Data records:
* * *

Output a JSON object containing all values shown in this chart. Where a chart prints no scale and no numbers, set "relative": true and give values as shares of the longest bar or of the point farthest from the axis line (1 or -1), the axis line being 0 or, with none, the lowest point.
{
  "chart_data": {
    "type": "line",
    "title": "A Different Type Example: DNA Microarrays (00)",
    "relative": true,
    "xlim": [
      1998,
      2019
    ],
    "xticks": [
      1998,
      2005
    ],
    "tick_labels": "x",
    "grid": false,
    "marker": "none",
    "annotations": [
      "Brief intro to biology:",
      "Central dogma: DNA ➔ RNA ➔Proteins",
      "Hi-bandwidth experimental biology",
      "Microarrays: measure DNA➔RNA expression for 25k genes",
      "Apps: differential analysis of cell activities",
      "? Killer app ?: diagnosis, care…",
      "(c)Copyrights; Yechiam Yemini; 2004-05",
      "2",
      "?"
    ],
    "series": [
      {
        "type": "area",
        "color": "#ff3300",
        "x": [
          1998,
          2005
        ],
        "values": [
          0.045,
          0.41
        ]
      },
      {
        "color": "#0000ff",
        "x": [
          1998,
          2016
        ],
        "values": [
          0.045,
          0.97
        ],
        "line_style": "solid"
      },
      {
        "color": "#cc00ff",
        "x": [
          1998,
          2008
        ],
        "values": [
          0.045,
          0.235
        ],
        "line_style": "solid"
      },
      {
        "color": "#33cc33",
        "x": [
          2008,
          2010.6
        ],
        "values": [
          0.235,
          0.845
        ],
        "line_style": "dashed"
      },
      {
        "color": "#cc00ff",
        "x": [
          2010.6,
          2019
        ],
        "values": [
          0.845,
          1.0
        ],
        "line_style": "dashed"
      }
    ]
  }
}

* * *

Exact copies of all the entries above are required.

Output a JSON object containing all values shown in this chart. Where a chart prints no scale and no numbers, set "relative": true and give values as shares of the longest bar or of the point farthest from the axis line (1 or -1), the axis line being 0 or, with none, the lowest point.
{
  "chart_data": {
    "type": "line",
    "title": "A Different Type Example: DNA Microarrays (00)",
    "relative": true,
    "xlim": [
      1998,
      2019
    ],
    "xticks": [
      1998,
      2005
    ],
    "tick_labels": "x",
    "grid": false,
    "marker": "none",
    "annotations": [
      "Brief intro to biology:",
      "Central dogma: DNA ➔ RNA ➔Proteins",
      "Hi-bandwidth experimental biology",
      "Microarrays: measure DNA➔RNA expression for 25k genes",
      "Apps: differential analysis of cell activities",
      "? Killer app ?: diagnosis, care…",
      "(c)Copyrights; Yechiam Yemini; 2004-05",
      "2",
      "?"
    ],
    "series": [
      {
        "type": "area",
        "color": "#ff3300",
        "x": [
          1998,
          2005
        ],
        "values": [
          0.045,
          0.41
        ]
      },
      {
        "color": "#0000ff",
        "x": [
          1998,
          2016
        ],
        "values": [
          0.045,
          0.97
        ],
        "line_style": "solid"
      },
      {
        "color": "#cc00ff",
        "x": [
          1998,
          2008
        ],
        "values": [
          0.045,
          0.235
        ],
        "line_style": "solid"
      },
      {
        "color": "#33cc33",
        "x": [
          2008,
          2010.6
        ],
        "values": [
          0.235,
          0.845
        ],
        "line_style": "dashed"
      },
      {
        "color": "#cc00ff",
        "x": [
          2010.6,
          2019
        ],
        "values": [
          0.845,
          1.0
        ],
        "line_style": "dashed"
      }
    ]
  }
}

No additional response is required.